***** Input for this task
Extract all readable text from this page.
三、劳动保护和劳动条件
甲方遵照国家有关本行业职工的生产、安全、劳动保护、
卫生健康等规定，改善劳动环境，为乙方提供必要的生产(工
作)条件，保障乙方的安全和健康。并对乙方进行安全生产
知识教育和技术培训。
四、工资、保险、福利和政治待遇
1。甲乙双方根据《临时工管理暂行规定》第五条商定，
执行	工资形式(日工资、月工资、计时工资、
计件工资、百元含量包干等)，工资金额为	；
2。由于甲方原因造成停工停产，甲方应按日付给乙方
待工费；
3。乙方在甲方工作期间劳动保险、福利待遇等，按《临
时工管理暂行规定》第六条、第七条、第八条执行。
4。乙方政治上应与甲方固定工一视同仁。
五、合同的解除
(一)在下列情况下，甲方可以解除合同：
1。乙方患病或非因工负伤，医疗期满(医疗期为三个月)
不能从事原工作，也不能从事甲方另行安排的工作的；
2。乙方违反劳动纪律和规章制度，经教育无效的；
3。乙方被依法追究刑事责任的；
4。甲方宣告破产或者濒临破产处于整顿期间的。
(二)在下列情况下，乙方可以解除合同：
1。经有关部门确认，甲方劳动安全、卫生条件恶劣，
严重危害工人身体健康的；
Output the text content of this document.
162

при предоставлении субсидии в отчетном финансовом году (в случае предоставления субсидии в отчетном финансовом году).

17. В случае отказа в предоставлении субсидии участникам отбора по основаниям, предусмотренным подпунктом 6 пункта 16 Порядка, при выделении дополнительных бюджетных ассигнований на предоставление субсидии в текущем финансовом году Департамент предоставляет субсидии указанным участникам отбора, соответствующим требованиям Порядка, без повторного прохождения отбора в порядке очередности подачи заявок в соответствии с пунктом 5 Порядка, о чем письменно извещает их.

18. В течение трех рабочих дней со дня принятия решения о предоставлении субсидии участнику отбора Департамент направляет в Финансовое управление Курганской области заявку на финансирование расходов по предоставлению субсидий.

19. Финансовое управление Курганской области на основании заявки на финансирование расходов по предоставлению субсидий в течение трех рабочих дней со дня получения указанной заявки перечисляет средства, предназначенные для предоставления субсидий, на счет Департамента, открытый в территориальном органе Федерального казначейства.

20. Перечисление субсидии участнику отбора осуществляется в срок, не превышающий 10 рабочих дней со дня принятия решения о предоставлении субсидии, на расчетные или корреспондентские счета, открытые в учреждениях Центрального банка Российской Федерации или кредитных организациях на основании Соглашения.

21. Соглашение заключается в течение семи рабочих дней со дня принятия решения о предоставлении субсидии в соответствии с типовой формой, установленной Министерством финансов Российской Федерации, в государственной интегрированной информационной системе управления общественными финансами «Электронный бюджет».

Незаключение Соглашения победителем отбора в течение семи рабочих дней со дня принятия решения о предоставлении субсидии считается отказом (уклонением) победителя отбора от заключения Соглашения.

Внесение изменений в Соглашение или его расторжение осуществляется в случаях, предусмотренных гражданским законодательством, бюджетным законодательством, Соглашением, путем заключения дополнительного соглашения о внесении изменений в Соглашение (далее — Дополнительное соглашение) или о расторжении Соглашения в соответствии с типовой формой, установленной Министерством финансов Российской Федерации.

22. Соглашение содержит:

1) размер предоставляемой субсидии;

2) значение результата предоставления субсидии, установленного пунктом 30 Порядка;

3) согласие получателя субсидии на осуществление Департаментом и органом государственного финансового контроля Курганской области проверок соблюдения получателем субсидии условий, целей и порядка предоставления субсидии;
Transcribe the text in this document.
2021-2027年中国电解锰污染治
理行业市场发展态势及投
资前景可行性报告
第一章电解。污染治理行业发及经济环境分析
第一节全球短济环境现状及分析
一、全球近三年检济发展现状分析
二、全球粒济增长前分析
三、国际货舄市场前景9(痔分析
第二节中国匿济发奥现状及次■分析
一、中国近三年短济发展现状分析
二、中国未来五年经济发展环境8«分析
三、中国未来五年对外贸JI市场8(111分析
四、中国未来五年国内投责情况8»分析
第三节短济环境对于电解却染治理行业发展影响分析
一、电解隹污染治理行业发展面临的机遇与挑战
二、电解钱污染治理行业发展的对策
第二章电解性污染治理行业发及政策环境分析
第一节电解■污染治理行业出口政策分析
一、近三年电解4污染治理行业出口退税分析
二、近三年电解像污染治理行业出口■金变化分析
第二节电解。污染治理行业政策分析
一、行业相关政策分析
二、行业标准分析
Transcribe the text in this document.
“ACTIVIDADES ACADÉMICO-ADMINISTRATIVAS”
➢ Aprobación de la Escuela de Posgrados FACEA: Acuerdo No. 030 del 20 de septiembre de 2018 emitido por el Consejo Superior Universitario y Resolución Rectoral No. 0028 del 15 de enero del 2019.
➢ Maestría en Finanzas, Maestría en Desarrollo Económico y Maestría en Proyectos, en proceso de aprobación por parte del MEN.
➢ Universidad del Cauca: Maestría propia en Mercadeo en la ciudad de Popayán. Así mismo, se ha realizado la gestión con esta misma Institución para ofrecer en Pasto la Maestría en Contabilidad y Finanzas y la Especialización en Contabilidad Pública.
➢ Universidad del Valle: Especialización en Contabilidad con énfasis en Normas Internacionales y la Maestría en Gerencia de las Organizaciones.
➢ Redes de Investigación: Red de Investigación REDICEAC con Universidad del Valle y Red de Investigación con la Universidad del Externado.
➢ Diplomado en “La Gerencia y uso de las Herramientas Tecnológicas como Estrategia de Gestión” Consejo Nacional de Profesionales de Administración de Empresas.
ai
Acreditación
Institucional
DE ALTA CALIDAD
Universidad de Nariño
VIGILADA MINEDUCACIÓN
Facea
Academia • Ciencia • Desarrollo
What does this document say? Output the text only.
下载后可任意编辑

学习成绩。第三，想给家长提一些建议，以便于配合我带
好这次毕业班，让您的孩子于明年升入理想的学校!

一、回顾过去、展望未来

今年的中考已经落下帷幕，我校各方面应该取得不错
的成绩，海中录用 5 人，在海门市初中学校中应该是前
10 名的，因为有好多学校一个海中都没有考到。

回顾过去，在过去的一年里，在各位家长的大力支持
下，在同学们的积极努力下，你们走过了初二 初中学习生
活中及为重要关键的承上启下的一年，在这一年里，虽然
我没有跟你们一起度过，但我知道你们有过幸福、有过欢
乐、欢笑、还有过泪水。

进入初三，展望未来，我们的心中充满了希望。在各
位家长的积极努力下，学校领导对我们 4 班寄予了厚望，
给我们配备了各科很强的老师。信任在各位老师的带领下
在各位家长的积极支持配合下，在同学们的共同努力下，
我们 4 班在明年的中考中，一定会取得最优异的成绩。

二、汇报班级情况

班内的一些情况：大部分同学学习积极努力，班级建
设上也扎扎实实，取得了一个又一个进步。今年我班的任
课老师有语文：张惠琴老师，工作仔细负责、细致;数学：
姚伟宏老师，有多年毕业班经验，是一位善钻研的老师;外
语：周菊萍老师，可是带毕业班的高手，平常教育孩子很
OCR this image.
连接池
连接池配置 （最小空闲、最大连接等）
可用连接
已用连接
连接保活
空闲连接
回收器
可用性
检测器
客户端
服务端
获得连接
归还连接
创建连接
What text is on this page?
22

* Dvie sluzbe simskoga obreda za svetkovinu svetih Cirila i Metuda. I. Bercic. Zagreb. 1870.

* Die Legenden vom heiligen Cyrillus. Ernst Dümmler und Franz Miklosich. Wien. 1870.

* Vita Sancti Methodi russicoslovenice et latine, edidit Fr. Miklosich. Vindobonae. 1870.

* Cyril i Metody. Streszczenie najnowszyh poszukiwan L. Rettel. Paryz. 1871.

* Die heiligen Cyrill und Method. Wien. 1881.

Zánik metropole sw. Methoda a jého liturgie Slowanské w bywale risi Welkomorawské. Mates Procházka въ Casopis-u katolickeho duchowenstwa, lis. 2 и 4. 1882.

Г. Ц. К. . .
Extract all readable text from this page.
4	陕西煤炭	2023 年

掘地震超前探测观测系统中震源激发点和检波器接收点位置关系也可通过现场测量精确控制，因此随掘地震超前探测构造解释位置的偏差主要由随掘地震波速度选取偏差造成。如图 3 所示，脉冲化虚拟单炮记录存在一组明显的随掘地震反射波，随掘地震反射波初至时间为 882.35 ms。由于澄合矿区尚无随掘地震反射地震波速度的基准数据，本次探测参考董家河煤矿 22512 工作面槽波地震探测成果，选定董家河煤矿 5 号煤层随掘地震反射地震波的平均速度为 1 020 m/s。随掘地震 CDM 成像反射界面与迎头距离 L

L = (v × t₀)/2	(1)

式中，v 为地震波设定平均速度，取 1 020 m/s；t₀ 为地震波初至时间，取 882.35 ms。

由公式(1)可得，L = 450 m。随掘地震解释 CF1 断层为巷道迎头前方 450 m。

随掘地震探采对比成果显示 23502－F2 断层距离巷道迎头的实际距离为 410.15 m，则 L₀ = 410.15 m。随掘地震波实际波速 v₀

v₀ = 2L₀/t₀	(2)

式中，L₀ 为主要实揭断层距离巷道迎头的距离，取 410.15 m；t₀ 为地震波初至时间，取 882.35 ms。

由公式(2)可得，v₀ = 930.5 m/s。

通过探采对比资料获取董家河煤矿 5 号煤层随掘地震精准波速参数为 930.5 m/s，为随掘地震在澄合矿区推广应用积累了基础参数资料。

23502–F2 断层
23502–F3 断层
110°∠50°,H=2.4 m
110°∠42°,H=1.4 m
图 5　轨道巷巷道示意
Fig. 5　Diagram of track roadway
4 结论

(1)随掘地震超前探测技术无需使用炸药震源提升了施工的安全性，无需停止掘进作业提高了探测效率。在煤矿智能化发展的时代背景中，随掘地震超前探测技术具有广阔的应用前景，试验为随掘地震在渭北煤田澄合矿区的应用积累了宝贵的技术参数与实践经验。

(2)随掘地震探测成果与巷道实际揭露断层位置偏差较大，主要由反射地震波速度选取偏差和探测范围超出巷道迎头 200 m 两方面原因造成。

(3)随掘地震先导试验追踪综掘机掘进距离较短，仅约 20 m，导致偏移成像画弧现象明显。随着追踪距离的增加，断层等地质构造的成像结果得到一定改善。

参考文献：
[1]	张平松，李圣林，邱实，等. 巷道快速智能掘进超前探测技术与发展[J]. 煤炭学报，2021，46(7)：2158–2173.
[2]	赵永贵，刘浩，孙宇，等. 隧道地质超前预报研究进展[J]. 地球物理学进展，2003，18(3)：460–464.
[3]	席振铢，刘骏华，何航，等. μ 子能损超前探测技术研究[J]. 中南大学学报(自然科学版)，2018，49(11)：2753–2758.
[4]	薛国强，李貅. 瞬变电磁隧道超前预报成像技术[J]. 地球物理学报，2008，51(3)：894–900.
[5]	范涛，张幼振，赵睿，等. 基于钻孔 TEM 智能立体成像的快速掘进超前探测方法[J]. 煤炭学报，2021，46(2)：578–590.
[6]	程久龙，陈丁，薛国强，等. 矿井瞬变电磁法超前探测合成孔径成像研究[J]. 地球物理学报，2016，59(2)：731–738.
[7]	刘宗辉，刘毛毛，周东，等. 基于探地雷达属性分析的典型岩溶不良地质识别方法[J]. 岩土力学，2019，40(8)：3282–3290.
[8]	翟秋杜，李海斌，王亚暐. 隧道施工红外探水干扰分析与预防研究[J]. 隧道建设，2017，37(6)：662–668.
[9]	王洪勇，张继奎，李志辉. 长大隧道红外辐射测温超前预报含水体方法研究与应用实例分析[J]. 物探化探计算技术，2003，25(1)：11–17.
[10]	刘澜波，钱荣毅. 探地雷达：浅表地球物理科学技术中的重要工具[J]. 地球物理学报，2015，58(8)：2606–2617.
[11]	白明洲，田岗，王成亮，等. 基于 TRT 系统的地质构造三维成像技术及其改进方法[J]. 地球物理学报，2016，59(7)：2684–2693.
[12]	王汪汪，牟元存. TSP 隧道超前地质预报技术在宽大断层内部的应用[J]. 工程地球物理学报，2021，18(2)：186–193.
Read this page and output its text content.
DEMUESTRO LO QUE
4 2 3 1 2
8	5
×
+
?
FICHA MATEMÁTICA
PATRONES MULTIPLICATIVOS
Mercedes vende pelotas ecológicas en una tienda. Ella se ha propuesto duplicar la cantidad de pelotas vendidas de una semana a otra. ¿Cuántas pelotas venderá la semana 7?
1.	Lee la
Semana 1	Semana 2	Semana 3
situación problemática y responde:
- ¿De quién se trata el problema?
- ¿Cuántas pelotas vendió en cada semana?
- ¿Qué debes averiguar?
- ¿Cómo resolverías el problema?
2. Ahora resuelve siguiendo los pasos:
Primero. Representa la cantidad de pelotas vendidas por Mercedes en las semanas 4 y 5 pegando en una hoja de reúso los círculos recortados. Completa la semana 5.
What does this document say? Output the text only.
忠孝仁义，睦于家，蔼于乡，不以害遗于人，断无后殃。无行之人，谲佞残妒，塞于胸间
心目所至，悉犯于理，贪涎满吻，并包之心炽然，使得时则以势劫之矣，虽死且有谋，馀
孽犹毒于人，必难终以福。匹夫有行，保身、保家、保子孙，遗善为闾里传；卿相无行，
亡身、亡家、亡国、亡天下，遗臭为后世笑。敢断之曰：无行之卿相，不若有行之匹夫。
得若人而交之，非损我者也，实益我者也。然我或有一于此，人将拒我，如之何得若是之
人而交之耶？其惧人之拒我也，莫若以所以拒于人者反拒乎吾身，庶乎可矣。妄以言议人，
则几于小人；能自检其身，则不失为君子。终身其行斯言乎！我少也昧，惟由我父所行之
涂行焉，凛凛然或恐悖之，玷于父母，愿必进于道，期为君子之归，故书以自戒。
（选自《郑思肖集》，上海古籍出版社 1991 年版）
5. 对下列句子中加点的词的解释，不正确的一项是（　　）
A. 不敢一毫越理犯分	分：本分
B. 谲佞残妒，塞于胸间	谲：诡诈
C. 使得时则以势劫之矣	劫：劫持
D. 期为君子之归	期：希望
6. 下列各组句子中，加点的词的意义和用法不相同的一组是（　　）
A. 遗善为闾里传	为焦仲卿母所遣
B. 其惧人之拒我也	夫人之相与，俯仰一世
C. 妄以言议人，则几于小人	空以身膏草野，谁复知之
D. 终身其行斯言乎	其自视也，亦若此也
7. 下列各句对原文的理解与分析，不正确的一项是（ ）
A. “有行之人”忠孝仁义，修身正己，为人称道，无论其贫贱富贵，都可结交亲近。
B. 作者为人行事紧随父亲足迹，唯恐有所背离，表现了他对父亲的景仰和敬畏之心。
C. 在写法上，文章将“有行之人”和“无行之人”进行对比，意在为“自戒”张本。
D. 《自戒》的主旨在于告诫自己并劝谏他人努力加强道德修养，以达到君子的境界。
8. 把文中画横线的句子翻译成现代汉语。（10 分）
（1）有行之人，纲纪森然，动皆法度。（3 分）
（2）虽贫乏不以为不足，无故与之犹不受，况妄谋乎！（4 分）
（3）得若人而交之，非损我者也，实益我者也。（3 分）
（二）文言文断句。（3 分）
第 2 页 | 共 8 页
**********
Goal:
Identify the lines of the data that contain the word "终身其行斯言乎". Copy each of them.

Task answer:
则几于小人；能自检其身，则不失为君子。终身其行斯言乎！我少也昧，惟由我父所行之
D. 终身其行斯言乎	其自视也，亦若此也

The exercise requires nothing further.